_Text_.
BEGIN
Boost.Asio stackless coroutine with different CompletionToken signatures

Question

Question

Boost.Asio's asynchronous functions have various CompletionToken signature. For example, boost::asio::async_write has WriteToken.

void write_handler(
    const boost::system::error_code& ec,
    std::size_t bytes_transferred)

boost::asio::ip::tcp::resolver::async_resolve has ResolveToken.

void resolve_handler(
    const boost::system::error_code& ec,
    boost::asio::ip::tcp::resolver::results_type results);

The first argument types are both const boost::system::error_code& but the second argument types are different.

Stackless Coroutine uses operator() that's sigunature matchs the series of async operations CompletionToken signature.

However, async_write() and async_resolve have different CompletionToken signature.

What is the best way to write the stackless coroutine code with different CompletionToken signature ?

Environment

C++17 Boost 1.82.0

What I tried

I wrote resolve-connect-write code using several way. So far, std::any seems good but perhaps there would be better way.

Use std::any

It requires std::any_cast. If the type is mismatched, then exception is thrown. not bad.
END
_Excerpts from a dataset_.
BEGIN
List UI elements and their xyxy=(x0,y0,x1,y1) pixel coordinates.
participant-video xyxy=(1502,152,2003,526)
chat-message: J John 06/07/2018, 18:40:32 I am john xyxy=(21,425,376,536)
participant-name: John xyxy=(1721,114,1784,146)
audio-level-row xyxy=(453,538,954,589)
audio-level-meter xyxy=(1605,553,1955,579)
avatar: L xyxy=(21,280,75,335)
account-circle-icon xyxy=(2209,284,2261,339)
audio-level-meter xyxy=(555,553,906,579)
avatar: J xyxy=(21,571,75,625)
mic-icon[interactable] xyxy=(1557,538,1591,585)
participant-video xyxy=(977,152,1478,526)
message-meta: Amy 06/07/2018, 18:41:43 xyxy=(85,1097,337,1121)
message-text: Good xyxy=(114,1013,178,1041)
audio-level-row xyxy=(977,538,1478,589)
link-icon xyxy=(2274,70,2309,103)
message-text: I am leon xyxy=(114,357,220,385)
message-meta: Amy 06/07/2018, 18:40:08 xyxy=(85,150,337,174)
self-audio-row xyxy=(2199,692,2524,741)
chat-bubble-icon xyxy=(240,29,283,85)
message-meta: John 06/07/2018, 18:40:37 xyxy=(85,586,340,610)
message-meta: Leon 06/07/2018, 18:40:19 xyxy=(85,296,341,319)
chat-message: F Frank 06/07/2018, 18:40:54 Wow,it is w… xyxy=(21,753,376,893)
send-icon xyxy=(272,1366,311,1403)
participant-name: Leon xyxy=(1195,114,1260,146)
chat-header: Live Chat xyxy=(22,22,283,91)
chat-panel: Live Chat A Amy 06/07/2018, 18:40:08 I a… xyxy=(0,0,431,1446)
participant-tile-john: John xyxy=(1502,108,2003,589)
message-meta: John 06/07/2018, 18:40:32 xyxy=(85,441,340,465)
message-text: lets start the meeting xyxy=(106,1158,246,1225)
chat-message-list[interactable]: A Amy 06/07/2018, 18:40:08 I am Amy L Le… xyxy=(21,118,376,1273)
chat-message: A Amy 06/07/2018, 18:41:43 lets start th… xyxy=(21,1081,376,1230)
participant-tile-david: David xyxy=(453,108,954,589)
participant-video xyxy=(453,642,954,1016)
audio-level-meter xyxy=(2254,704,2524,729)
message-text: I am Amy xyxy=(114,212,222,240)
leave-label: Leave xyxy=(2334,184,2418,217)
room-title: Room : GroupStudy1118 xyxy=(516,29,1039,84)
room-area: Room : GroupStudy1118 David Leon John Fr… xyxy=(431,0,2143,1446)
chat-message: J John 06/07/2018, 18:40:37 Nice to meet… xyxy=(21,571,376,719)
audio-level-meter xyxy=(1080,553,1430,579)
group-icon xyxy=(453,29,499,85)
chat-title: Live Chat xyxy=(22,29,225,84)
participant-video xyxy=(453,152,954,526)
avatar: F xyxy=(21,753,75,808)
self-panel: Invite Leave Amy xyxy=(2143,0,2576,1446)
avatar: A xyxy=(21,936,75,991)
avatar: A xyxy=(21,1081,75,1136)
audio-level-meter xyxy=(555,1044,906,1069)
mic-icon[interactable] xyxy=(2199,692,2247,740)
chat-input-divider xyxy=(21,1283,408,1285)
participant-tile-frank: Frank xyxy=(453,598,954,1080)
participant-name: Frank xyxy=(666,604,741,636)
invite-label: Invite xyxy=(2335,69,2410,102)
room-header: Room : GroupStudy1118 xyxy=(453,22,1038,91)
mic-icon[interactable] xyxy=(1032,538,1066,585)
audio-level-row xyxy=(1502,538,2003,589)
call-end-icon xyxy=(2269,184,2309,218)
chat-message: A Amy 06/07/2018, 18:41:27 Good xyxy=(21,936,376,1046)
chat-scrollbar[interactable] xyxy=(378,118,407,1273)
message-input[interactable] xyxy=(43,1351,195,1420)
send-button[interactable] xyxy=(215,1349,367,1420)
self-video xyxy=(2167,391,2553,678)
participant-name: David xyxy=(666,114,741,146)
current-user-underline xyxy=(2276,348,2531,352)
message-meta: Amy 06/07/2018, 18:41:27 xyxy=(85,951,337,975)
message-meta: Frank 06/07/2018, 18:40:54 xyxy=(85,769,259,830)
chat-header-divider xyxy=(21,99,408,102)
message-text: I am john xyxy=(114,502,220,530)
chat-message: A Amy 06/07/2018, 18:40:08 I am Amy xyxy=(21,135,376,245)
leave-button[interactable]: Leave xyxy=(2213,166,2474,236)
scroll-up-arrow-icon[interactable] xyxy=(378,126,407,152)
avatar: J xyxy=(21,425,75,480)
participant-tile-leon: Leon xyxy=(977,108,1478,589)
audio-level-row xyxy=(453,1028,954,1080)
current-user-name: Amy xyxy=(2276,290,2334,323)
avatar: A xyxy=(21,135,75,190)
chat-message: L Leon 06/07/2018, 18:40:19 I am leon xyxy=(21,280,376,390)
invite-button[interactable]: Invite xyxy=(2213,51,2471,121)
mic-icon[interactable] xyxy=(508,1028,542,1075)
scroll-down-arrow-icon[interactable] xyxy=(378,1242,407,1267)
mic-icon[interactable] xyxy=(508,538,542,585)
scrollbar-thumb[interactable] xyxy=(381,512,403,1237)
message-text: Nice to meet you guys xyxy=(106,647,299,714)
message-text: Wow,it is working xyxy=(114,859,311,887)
END
_Work order 1_.
Using the Boost.Asio question, decide whether each statement agrees with it. Answer yes or no for each, and quote the words that decide it.
(a) The first parameter of both handlers has the same type.
(b) The question was written for a C++20 environment.
(c) With std::any, a type mismatch causes an exception to be thrown.
_Work order 2_.
List every distinct parameter name in the two handler signatures in the Boost.Asio question.

_Final answer 1_.
(a) Yes: "The first argument types are both const boost::system::error_code&"
(b) No: "C++17 Boost 1.82.0"
(c) Yes: "If the type is mismatched, then exception is thrown."

_Final answer 2_.
ec, bytes_transferred, results